▶ _Complete the following_:
• 1. Using the passage on wisdom tooth surgery risks, decide whether each statement agrees with it. Answer yes or no, and quote the words that decide it.
(a) After surgical removal of lower wisdom teeth, dry socket rates can reach 30%.
(b) A coronectomy removes the roots of the tooth and leaves the crown in place.
(c) By one year, permanent lingual nerve damage affected more patients than permanent inferior alveolar nerve damage.
• 2. Write the next part of the passage on wisdom tooth surgery risks, picking up after its final sentence.

▶ _Quoted passage_:
Surgery Carries Its Own Risks
Extraction is real surgery, and it comes with real complications. The most common is dry socket, where the blood clot at the extraction site dissolves or dislodges before healing is complete. After surgical removal of lower wisdom teeth, dry socket rates can reach as high as 30%, though the broader range across all extractions is 0.5% to 5.6%. It’s painful and delays recovery but is treatable.
Nerve damage is the complication that concerns people most. Two nerves run near the lower wisdom teeth: one supplies sensation to your lower lip and chin, the other to your tongue. A large study of over 1,300 lower wisdom tooth removals found that about one in four patients experienced at least temporary changes in sensation. Within a week to ten days, lingual nerve issues persisted in about 11% of cases and inferior alveolar nerve issues in about 4%. By one year, permanent nerve damage affected roughly 0.6% for the lingual nerve and 0.9% for the inferior alveolar nerve. Those are small percentages, but for the individual affected, permanent numbness or tingling in the lip or tongue is a significant quality-of-life issue.
Coronectomy as a Middle Ground
When a lower wisdom tooth sits dangerously close to the nerve canal, some surgeons offer a coronectomy instead of full extraction. This procedure removes the crown of the tooth (the visible part causing problems) but deliberately leaves the roots in place to avoid disturbing the nerve. A retrospective study of 167 coronectomies found a 93% success rate, with a reoperation rate of just 1.8%. Permanent nerve injury occurred in under 2% of cases. Coronectomy isn’t appropriate for every situation, but it’s worth asking about if your dentist flags nerve proximity as a concern.

▶ _Raw data_:
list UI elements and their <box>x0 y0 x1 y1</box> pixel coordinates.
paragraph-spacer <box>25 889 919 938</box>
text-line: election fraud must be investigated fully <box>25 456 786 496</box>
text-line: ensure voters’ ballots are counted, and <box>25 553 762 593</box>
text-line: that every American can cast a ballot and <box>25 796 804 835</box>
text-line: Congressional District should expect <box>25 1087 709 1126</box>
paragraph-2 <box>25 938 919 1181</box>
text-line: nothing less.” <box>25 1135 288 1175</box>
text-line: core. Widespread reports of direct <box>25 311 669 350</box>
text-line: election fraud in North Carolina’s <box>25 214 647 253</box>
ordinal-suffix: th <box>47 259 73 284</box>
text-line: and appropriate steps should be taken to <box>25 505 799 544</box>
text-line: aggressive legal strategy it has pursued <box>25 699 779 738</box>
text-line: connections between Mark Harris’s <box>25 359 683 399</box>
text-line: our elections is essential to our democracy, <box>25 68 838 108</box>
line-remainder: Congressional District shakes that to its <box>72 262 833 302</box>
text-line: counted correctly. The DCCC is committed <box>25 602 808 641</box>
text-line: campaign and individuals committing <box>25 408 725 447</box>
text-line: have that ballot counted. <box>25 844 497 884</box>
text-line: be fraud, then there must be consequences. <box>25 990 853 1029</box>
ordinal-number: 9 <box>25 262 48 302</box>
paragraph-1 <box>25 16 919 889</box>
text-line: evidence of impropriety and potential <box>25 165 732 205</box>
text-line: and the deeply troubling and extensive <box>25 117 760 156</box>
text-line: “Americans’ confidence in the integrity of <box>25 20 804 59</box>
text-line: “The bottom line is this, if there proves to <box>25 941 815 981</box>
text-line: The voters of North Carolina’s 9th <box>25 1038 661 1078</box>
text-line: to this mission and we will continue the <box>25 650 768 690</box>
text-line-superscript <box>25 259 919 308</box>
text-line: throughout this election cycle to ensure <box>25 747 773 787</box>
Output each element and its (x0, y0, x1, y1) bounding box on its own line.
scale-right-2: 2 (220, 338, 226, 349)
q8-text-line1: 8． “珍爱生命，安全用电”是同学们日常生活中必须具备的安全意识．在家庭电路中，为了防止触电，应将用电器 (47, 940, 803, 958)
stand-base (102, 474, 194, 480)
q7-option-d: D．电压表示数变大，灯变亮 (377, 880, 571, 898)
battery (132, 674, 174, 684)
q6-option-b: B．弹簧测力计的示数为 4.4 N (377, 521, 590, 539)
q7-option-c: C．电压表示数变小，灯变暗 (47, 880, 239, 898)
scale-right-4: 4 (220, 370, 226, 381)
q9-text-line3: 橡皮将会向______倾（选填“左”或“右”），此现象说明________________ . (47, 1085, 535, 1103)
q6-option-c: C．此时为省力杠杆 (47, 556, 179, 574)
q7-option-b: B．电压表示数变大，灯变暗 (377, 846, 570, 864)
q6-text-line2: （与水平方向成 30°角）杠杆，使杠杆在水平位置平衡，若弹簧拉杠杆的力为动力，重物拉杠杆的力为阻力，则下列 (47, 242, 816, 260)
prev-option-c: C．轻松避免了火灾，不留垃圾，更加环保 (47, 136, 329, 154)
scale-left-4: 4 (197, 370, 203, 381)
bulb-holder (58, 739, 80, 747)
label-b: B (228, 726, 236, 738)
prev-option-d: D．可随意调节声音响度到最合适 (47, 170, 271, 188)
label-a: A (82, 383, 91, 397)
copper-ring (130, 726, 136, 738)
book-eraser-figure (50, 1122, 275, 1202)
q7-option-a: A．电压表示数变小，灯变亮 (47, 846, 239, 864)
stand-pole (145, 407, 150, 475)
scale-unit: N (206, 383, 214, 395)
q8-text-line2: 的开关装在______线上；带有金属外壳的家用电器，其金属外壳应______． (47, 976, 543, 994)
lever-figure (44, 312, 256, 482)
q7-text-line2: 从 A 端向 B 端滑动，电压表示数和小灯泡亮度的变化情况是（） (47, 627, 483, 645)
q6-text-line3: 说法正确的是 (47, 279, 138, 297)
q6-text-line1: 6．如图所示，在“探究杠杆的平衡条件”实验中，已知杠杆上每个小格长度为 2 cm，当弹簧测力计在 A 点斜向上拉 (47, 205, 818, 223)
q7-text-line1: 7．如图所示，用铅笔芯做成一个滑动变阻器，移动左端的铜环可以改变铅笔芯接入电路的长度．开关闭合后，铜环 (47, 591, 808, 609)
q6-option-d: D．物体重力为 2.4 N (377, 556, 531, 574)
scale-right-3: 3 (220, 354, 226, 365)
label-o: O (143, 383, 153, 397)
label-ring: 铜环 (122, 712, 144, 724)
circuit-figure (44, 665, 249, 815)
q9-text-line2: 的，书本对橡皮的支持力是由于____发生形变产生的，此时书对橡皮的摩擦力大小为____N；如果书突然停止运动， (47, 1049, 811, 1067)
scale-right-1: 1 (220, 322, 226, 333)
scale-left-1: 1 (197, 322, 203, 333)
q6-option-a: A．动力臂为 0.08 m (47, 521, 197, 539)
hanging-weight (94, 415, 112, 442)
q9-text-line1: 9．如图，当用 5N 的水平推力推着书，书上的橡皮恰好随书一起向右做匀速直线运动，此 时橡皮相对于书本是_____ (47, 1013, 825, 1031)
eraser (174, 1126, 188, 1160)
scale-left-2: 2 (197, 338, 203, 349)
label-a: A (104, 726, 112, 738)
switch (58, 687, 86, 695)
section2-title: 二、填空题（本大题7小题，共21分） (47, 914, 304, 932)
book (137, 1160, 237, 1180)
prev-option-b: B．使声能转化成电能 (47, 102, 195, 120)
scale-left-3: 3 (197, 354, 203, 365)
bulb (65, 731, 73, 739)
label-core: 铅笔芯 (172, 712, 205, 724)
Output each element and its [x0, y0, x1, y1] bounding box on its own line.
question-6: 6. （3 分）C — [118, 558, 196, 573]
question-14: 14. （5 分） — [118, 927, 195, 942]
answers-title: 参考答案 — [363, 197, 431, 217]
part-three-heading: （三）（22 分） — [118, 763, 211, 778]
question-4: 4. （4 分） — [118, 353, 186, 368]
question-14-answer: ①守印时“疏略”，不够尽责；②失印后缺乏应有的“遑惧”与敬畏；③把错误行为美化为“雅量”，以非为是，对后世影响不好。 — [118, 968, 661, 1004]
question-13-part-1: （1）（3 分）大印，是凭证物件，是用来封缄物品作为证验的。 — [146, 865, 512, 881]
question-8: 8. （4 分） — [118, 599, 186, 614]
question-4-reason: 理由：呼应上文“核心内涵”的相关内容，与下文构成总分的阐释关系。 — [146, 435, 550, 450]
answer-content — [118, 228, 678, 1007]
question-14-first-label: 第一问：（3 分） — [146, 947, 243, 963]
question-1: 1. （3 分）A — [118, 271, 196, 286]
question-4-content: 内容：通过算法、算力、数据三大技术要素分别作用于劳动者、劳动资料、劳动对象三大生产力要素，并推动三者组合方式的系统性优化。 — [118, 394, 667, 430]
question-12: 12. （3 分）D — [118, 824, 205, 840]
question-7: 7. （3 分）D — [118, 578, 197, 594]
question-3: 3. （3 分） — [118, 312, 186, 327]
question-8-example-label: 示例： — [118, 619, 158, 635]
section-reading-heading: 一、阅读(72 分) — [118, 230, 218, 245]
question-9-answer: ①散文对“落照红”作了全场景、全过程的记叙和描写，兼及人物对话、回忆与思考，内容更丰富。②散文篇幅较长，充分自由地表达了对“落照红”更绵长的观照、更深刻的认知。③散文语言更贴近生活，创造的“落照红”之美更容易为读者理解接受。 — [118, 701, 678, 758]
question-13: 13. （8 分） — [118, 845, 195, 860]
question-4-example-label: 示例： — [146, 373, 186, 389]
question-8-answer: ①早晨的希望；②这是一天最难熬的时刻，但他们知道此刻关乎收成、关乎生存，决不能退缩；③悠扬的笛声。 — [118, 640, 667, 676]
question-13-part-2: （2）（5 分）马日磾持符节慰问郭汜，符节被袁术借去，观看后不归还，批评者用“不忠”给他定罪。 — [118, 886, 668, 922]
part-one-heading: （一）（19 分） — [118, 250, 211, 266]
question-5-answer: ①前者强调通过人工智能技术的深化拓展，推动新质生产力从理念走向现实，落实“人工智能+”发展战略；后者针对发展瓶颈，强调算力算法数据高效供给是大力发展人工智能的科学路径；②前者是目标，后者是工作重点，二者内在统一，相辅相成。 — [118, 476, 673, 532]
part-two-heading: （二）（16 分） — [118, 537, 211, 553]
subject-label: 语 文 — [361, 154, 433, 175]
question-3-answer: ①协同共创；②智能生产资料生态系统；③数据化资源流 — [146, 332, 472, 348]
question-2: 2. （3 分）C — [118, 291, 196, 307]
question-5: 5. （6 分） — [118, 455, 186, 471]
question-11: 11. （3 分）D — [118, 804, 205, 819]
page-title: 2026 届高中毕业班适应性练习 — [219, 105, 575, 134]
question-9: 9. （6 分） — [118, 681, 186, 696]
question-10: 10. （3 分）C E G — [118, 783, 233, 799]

▶ _Results_:
• 1.
(a) Yes: "After surgical removal of lower wisdom teeth, dry socket rates can reach as high as 30%"
(b) No: "removes the crown of the tooth (the visible part causing problems) but deliberately leaves the roots in place"
(c) No: "roughly 0.6% for the lingual nerve and 0.9% for the inferior alveolar nerve"

• 2.
Age Changes the Equation
If extraction is needed, younger patients generally have an easier time. In your late teens and early twenties, the roots of wisdom teeth aren’t fully formed yet and the surrounding bone is less dense, making the teeth simpler to remove and recovery faster. After 50, bone density decreases in ways that paradoxically make extraction harder, not easier. The procedure becomes more involved, and the risk of post-operative bleeding, infection, and nerve injury goes up.
This is why many dentists recommend a decision point in the late teens or early twenties, not necessarily to extract, but to assess the teeth with X-rays and develop a plan. Waiting and monitoring is reasonable, but waiting and ignoring is not. If you’re going to keep your wisdom teeth, you need to commit to regular dental visits so problems are caught early, when they’re simpler to address.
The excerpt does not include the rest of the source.